— Begin PROVIDED DATA —
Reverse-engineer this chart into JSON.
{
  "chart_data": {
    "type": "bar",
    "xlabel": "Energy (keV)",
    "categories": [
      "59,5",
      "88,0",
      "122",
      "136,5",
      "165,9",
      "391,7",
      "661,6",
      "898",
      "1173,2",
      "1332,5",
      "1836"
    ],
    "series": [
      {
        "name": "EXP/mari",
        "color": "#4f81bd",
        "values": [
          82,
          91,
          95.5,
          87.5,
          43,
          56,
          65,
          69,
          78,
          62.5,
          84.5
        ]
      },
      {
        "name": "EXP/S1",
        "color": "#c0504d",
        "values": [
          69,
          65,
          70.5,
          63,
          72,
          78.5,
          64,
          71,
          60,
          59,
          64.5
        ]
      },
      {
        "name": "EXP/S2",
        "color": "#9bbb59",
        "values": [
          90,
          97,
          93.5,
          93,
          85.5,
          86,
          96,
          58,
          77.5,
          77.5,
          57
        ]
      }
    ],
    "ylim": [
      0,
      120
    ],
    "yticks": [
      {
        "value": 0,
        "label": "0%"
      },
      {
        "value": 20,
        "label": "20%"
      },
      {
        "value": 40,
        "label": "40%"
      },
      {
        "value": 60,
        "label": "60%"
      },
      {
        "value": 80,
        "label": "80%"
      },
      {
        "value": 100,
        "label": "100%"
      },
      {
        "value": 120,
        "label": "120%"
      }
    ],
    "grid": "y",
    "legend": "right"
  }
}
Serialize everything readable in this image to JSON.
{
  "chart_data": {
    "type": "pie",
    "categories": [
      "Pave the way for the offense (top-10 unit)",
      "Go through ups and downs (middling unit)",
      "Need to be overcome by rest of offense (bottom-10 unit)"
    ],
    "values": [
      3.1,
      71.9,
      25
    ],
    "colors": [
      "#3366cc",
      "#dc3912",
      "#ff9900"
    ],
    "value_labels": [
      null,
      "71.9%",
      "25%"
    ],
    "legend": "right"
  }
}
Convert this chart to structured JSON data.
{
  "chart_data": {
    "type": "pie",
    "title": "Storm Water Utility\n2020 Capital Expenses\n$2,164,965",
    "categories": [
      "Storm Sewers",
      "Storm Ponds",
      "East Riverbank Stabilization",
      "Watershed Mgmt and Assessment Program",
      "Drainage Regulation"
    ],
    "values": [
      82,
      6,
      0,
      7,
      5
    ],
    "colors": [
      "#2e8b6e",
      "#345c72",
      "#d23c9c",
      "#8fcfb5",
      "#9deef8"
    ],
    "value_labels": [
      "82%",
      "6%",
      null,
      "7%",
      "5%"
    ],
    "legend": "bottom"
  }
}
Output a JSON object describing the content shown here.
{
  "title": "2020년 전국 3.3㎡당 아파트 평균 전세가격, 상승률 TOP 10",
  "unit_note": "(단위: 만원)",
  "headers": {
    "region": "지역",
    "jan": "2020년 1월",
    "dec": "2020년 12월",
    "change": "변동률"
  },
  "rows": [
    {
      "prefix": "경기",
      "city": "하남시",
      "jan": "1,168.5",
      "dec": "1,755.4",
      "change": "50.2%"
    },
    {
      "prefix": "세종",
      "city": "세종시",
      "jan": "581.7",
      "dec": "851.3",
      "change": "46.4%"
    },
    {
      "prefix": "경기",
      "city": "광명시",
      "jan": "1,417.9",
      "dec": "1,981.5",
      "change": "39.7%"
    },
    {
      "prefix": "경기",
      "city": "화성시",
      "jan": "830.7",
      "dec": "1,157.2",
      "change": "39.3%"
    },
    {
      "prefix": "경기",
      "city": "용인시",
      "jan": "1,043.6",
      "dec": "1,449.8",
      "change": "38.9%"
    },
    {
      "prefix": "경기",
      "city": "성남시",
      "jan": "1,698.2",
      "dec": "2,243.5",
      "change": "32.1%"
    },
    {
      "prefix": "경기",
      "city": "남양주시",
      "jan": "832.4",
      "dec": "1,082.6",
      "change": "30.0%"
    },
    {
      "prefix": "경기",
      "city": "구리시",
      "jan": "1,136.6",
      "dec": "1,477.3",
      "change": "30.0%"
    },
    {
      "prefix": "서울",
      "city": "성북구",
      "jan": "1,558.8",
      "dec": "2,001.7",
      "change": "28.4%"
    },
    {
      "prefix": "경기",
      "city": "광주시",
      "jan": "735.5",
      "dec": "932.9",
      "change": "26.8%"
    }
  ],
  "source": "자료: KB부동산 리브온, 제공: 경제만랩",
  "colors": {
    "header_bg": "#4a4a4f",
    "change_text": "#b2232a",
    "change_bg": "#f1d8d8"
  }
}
— End PROVIDED DATA —
● **BRIEF**:
Extract all of the data exactly as written.

● **ANSWER FOR THE TASK**:
Reverse-engineer this chart into JSON.
{
  "chart_data": {
    "type": "bar",
    "xlabel": "Energy (keV)",
    "categories": [
      "59,5",
      "88,0",
      "122",
      "136,5",
      "165,9",
      "391,7",
      "661,6",
      "898",
      "1173,2",
      "1332,5",
      "1836"
    ],
    "series": [
      {
        "name": "EXP/mari",
        "color": "#4f81bd",
        "values": [
          82,
          91,
          95.5,
          87.5,
          43,
          56,
          65,
          69,
          78,
          62.5,
          84.5
        ]
      },
      {
        "name": "EXP/S1",
        "color": "#c0504d",
        "values": [
          69,
          65,
          70.5,
          63,
          72,
          78.5,
          64,
          71,
          60,
          59,
          64.5
        ]
      },
      {
        "name": "EXP/S2",
        "color": "#9bbb59",
        "values": [
          90,
          97,
          93.5,
          93,
          85.5,
          86,
          96,
          58,
          77.5,
          77.5,
          57
        ]
      }
    ],
    "ylim": [
      0,
      120
    ],
    "yticks": [
      {
        "value": 0,
        "label": "0%"
      },
      {
        "value": 20,
        "label": "20%"
      },
      {
        "value": 40,
        "label": "40%"
      },
      {
        "value": 60,
        "label": "60%"
      },
      {
        "value": 80,
        "label": "80%"
      },
      {
        "value": 100,
        "label": "100%"
      },
      {
        "value": 120,
        "label": "120%"
      }
    ],
    "grid": "y",
    "legend": "right"
  }
}
Serialize everything readable in this image to JSON.
{
  "chart_data": {
    "type": "pie",
    "categories": [
      "Pave the way for the offense (top-10 unit)",
      "Go through ups and downs (middling unit)",
      "Need to be overcome by rest of offense (bottom-10 unit)"
    ],
    "values": [
      3.1,
      71.9,
      25
    ],
    "colors": [
      "#3366cc",
      "#dc3912",
      "#ff9900"
    ],
    "value_labels": [
      null,
      "71.9%",
      "25%"
    ],
    "legend": "right"
  }
}
Convert this chart to structured JSON data.
{
  "chart_data": {
    "type": "pie",
    "title": "Storm Water Utility\n2020 Capital Expenses\n$2,164,965",
    "categories": [
      "Storm Sewers",
      "Storm Ponds",
      "East Riverbank Stabilization",
      "Watershed Mgmt and Assessment Program",
      "Drainage Regulation"
    ],
    "values": [
      82,
      6,
      0,
      7,
      5
    ],
    "colors": [
      "#2e8b6e",
      "#345c72",
      "#d23c9c",
      "#8fcfb5",
      "#9deef8"
    ],
    "value_labels": [
      "82%",
      "6%",
      null,
      "7%",
      "5%"
    ],
    "legend": "bottom"
  }
}
Output a JSON object describing the content shown here.
{
  "title": "2020년 전국 3.3㎡당 아파트 평균 전세가격, 상승률 TOP 10",
  "unit_note": "(단위: 만원)",
  "headers": {
    "region": "지역",
    "jan": "2020년 1월",
    "dec": "2020년 12월",
    "change": "변동률"
  },
  "rows": [
    {
      "prefix": "경기",
      "city": "하남시",
      "jan": "1,168.5",
      "dec": "1,755.4",
      "change": "50.2%"
    },
    {
      "prefix": "세종",
      "city": "세종시",
      "jan": "581.7",
      "dec": "851.3",
      "change": "46.4%"
    },
    {
      "prefix": "경기",
      "city": "광명시",
      "jan": "1,417.9",
      "dec": "1,981.5",
      "change": "39.7%"
    },
    {
      "prefix": "경기",
      "city": "화성시",
      "jan": "830.7",
      "dec": "1,157.2",
      "change": "39.3%"
    },
    {
      "prefix": "경기",
      "city": "용인시",
      "jan": "1,043.6",
      "dec": "1,449.8",
      "change": "38.9%"
    },
    {
      "prefix": "경기",
      "city": "성남시",
      "jan": "1,698.2",
      "dec": "2,243.5",
      "change": "32.1%"
    },
    {
      "prefix": "경기",
      "city": "남양주시",
      "jan": "832.4",
      "dec": "1,082.6",
      "change": "30.0%"
    },
    {
      "prefix": "경기",
      "city": "구리시",
      "jan": "1,136.6",
      "dec": "1,477.3",
      "change": "30.0%"
    },
    {
      "prefix": "서울",
      "city": "성북구",
      "jan": "1,558.8",
      "dec": "2,001.7",
      "change": "28.4%"
    },
    {
      "prefix": "경기",
      "city": "광주시",
      "jan": "735.5",
      "dec": "932.9",
      "change": "26.8%"
    }
  ],
  "source": "자료: KB부동산 리브온, 제공: 경제만랩",
  "colors": {
    "header_bg": "#4a4a4f",
    "change_text": "#b2232a",
    "change_bg": "#f1d8d8"
  }
}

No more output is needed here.